Required work | Transcribe all of the material exactly, except for its pictures.

Record excerpts |

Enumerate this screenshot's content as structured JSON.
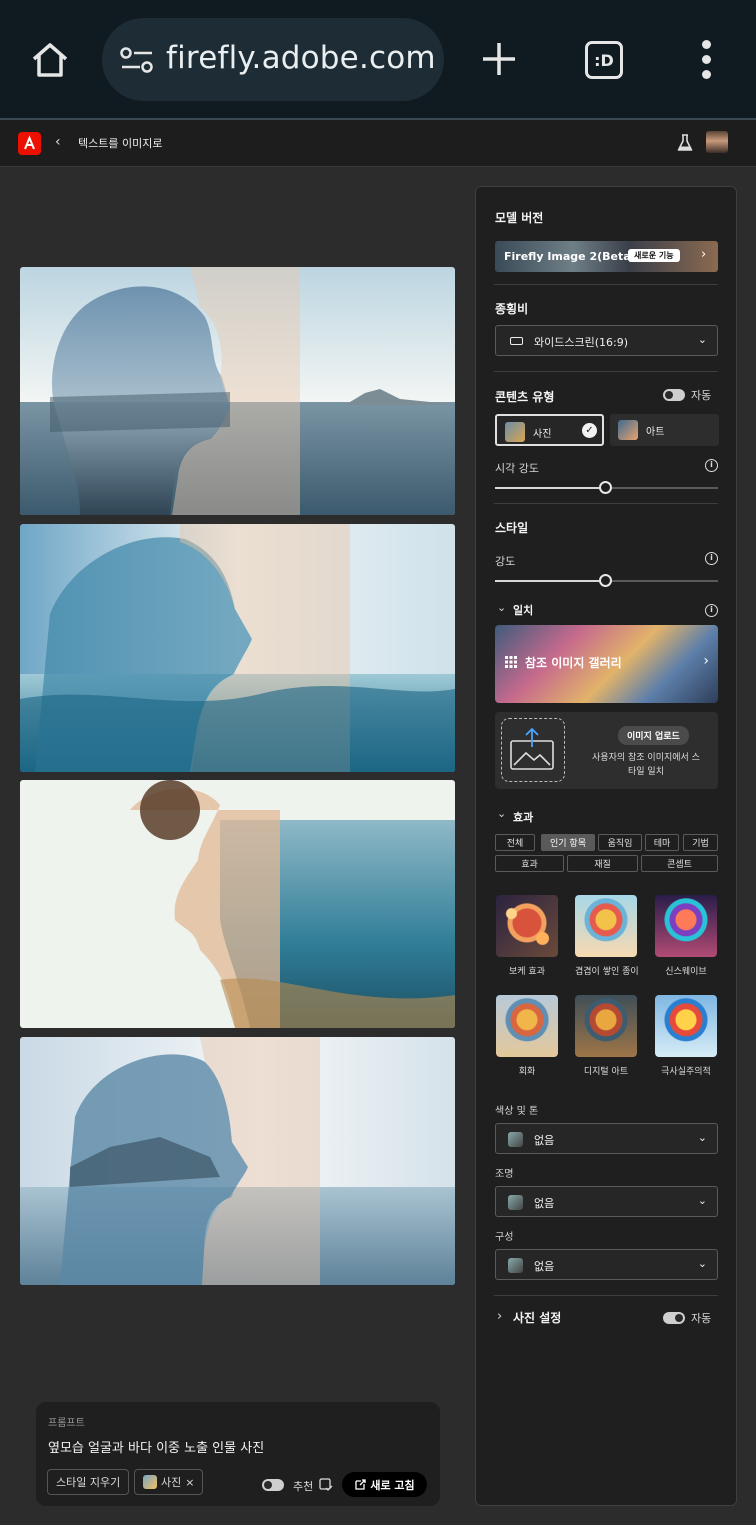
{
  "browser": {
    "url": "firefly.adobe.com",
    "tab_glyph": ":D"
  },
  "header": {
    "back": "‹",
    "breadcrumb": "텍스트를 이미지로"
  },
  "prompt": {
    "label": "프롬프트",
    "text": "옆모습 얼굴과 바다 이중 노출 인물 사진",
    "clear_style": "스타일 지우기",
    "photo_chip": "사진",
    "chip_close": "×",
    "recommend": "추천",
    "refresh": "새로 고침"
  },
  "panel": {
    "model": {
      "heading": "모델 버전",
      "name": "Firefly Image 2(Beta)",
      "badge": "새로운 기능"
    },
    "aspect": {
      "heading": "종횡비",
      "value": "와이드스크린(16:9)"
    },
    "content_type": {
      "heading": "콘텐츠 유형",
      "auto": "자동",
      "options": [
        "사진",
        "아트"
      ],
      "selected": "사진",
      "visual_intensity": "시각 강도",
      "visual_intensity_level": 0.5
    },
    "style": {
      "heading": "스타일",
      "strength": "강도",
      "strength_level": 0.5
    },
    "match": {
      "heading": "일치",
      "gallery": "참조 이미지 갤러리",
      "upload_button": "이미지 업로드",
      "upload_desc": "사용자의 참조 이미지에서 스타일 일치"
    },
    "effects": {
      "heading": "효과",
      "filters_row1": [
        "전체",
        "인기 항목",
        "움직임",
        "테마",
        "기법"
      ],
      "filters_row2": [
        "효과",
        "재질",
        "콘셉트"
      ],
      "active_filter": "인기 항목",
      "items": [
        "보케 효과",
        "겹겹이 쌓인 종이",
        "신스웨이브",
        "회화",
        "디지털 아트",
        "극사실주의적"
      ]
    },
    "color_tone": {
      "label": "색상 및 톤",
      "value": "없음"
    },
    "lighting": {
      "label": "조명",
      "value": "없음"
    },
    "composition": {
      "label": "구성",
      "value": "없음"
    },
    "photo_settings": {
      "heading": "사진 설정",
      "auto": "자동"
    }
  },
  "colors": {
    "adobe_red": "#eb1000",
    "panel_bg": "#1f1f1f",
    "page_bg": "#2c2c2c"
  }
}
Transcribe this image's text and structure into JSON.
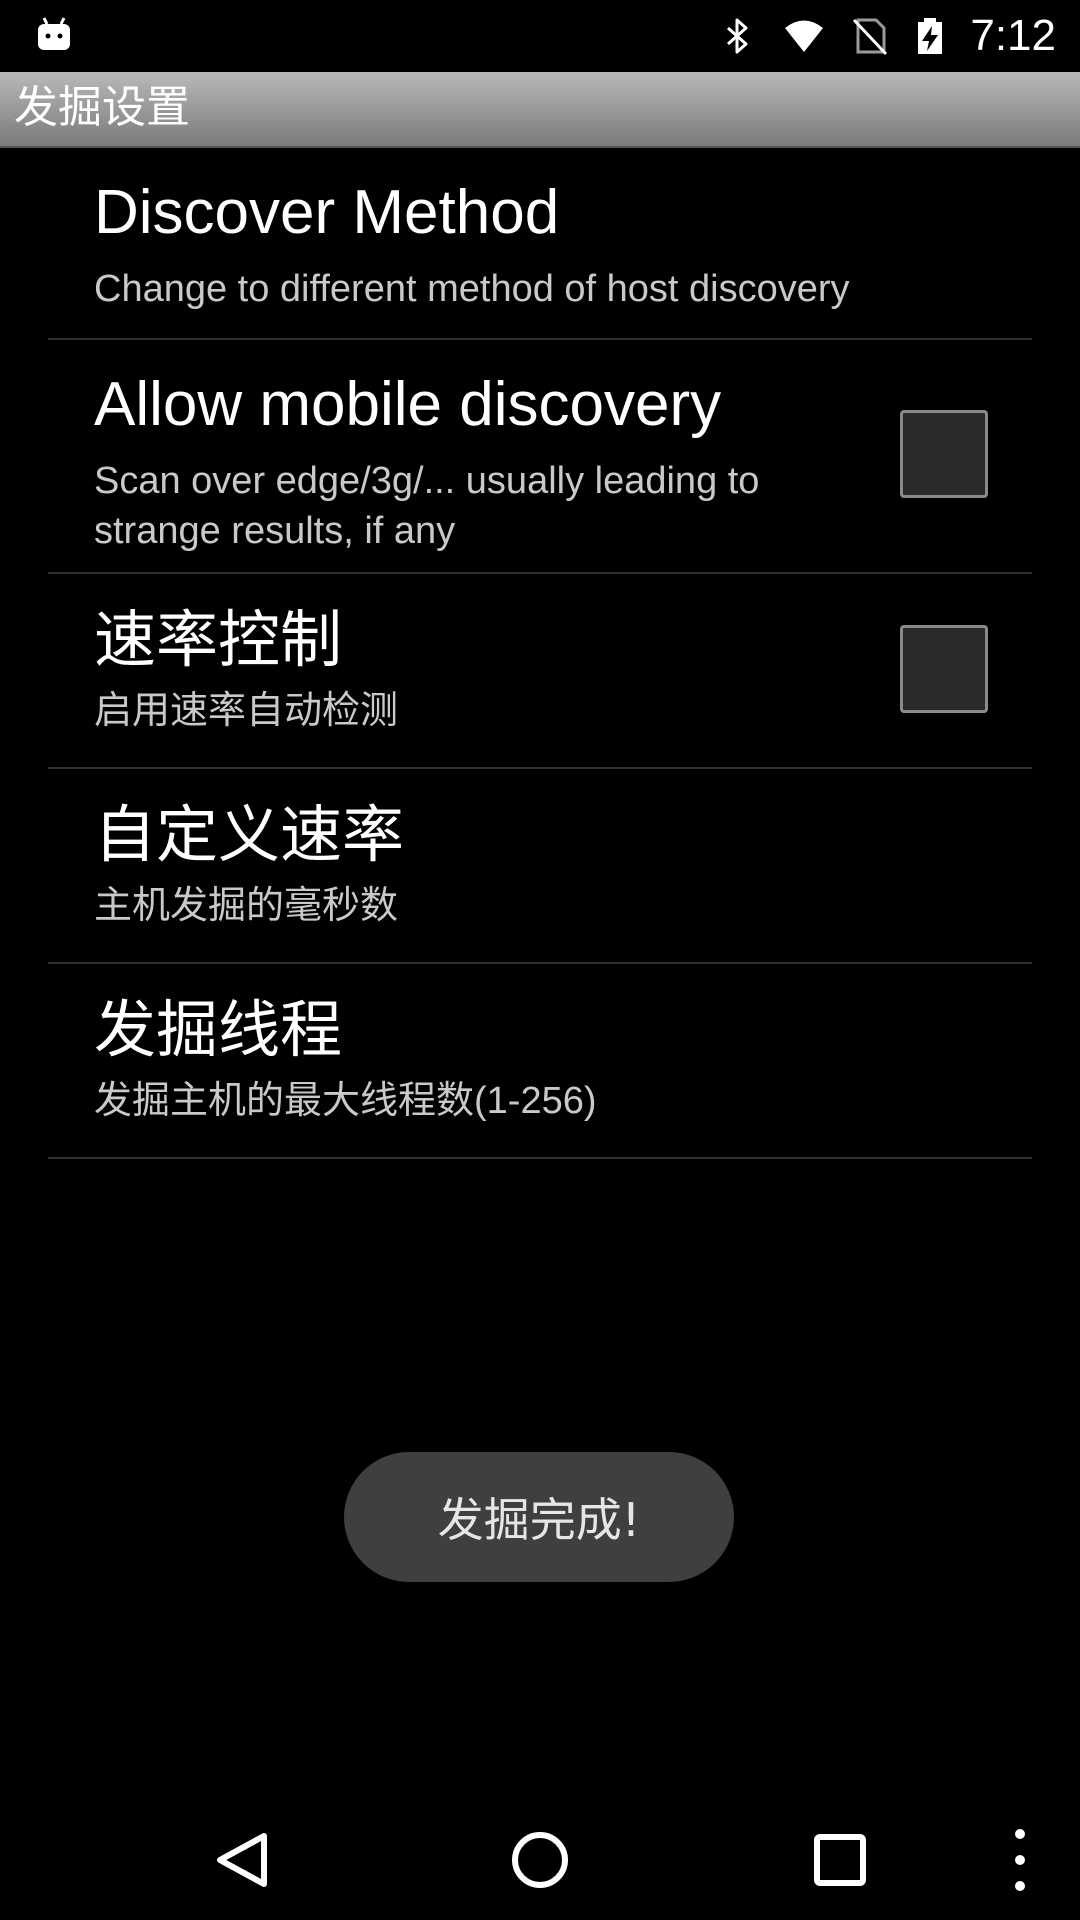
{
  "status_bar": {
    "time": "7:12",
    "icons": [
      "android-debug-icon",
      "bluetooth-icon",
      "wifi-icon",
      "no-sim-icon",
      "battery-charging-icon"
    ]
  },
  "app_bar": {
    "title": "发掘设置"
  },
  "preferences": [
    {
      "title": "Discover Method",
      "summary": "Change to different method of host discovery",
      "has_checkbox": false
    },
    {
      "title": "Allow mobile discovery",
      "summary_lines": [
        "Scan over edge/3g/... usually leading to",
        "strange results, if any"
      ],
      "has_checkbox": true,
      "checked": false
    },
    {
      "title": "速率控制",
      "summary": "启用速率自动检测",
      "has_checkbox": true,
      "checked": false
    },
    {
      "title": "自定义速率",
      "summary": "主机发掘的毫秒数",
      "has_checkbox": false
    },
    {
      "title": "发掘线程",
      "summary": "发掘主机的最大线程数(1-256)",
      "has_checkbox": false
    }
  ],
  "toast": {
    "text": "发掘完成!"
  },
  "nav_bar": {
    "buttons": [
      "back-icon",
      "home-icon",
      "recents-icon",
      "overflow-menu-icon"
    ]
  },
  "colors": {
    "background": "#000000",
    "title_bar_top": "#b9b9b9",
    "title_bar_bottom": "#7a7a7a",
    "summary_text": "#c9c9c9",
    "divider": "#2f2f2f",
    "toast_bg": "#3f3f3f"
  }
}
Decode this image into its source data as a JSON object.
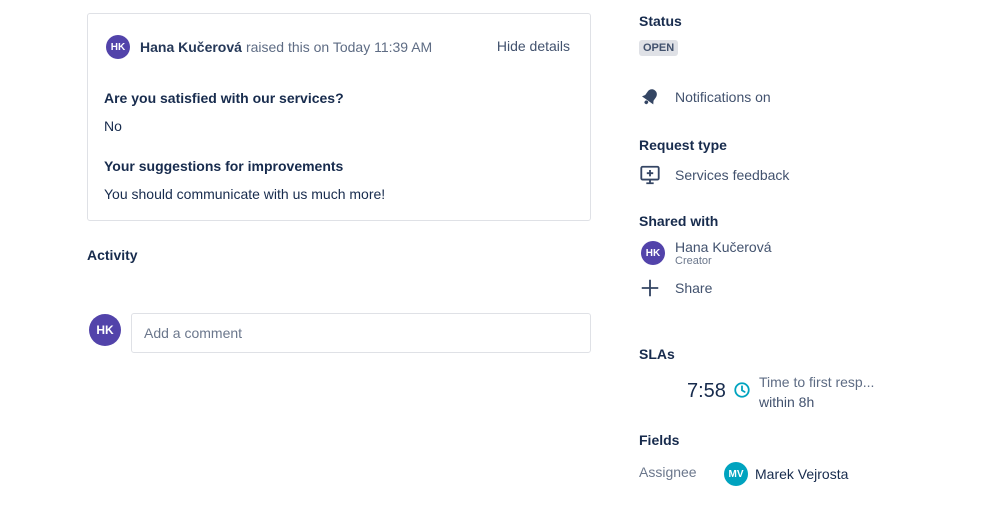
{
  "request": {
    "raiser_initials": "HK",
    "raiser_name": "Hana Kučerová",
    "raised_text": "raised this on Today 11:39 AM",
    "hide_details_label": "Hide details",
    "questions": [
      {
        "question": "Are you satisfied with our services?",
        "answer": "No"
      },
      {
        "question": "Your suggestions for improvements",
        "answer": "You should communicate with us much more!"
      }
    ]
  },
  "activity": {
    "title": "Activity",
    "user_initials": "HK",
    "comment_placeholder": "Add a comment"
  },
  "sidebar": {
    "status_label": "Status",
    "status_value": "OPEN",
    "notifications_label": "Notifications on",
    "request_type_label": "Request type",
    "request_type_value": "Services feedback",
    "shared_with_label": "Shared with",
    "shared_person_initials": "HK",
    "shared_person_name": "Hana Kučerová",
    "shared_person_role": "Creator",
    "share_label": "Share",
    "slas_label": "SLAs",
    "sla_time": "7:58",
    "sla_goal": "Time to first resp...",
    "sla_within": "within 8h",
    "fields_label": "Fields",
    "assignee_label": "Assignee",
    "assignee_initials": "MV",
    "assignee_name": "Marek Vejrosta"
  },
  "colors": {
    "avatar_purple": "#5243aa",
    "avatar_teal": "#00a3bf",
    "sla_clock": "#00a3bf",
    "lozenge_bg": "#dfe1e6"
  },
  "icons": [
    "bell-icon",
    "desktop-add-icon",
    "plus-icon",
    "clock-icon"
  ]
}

Finished answer |
Enumerate this screenshot's content as structured JSON.
{
  "browser": {
    "url": "firefly.adobe.com",
    "tab_glyph": ":D"
  },
  "header": {
    "back": "‹",
    "breadcrumb": "텍스트를 이미지로"
  },
  "prompt": {
    "label": "프롬프트",
    "text": "옆모습 얼굴과 바다 이중 노출 인물 사진",
    "clear_style": "스타일 지우기",
    "photo_chip": "사진",
    "chip_close": "×",
    "recommend": "추천",
    "refresh": "새로 고침"
  },
  "panel": {
    "model": {
      "heading": "모델 버전",
      "name": "Firefly Image 2(Beta)",
      "badge": "새로운 기능"
    },
    "aspect": {
      "heading": "종횡비",
      "value": "와이드스크린(16:9)"
    },
    "content_type": {
      "heading": "콘텐츠 유형",
      "auto": "자동",
      "options": [
        "사진",
        "아트"
      ],
      "selected": "사진",
      "visual_intensity": "시각 강도",
      "visual_intensity_level": 0.5
    },
    "style": {
      "heading": "스타일",
      "strength": "강도",
      "strength_level": 0.5
    },
    "match": {
      "heading": "일치",
      "gallery": "참조 이미지 갤러리",
      "upload_button": "이미지 업로드",
      "upload_desc": "사용자의 참조 이미지에서 스타일 일치"
    },
    "effects": {
      "heading": "효과",
      "filters_row1": [
        "전체",
        "인기 항목",
        "움직임",
        "테마",
        "기법"
      ],
      "filters_row2": [
        "효과",
        "재질",
        "콘셉트"
      ],
      "active_filter": "인기 항목",
      "items": [
        "보케 효과",
        "겹겹이 쌓인 종이",
        "신스웨이브",
        "회화",
        "디지털 아트",
        "극사실주의적"
      ]
    },
    "color_tone": {
      "label": "색상 및 톤",
      "value": "없음"
    },
    "lighting": {
      "label": "조명",
      "value": "없음"
    },
    "composition": {
      "label": "구성",
      "value": "없음"
    },
    "photo_settings": {
      "heading": "사진 설정",
      "auto": "자동"
    }
  },
  "colors": {
    "adobe_red": "#eb1000",
    "panel_bg": "#1f1f1f",
    "page_bg": "#2c2c2c"
  }
}
Transcribe this image's text and structure into JSON.
{
  "status_bar": {
    "time": "7:12",
    "icons": [
      "android-debug-icon",
      "bluetooth-icon",
      "wifi-icon",
      "no-sim-icon",
      "battery-charging-icon"
    ]
  },
  "app_bar": {
    "title": "发掘设置"
  },
  "preferences": [
    {
      "title": "Discover Method",
      "summary": "Change to different method of host discovery",
      "has_checkbox": false
    },
    {
      "title": "Allow mobile discovery",
      "summary_lines": [
        "Scan over edge/3g/... usually leading to",
        "strange results, if any"
      ],
      "has_checkbox": true,
      "checked": false
    },
    {
      "title": "速率控制",
      "summary": "启用速率自动检测",
      "has_checkbox": true,
      "checked": false
    },
    {
      "title": "自定义速率",
      "summary": "主机发掘的毫秒数",
      "has_checkbox": false
    },
    {
      "title": "发掘线程",
      "summary": "发掘主机的最大线程数(1-256)",
      "has_checkbox": false
    }
  ],
  "toast": {
    "text": "发掘完成!"
  },
  "nav_bar": {
    "buttons": [
      "back-icon",
      "home-icon",
      "recents-icon",
      "overflow-menu-icon"
    ]
  },
  "colors": {
    "background": "#000000",
    "title_bar_top": "#b9b9b9",
    "title_bar_bottom": "#7a7a7a",
    "summary_text": "#c9c9c9",
    "divider": "#2f2f2f",
    "toast_bg": "#3f3f3f"
  }
}
Decode this image into its source data as a JSON object.
{
  "request": {
    "raiser_initials": "HK",
    "raiser_name": "Hana Kučerová",
    "raised_text": "raised this on Today 11:39 AM",
    "hide_details_label": "Hide details",
    "questions": [
      {
        "question": "Are you satisfied with our services?",
        "answer": "No"
      },
      {
        "question": "Your suggestions for improvements",
        "answer": "You should communicate with us much more!"
      }
    ]
  },
  "activity": {
    "title": "Activity",
    "user_initials": "HK",
    "comment_placeholder": "Add a comment"
  },
  "sidebar": {
    "status_label": "Status",
    "status_value": "OPEN",
    "notifications_label": "Notifications on",
    "request_type_label": "Request type",
    "request_type_value": "Services feedback",
    "shared_with_label": "Shared with",
    "shared_person_initials": "HK",
    "shared_person_name": "Hana Kučerová",
    "shared_person_role": "Creator",
    "share_label": "Share",
    "slas_label": "SLAs",
    "sla_time": "7:58",
    "sla_goal": "Time to first resp...",
    "sla_within": "within 8h",
    "fields_label": "Fields",
    "assignee_label": "Assignee",
    "assignee_initials": "MV",
    "assignee_name": "Marek Vejrosta"
  },
  "colors": {
    "avatar_purple": "#5243aa",
    "avatar_teal": "#00a3bf",
    "sla_clock": "#00a3bf",
    "lozenge_bg": "#dfe1e6"
  },
  "icons": [
    "bell-icon",
    "desktop-add-icon",
    "plus-icon",
    "clock-icon"
  ]
}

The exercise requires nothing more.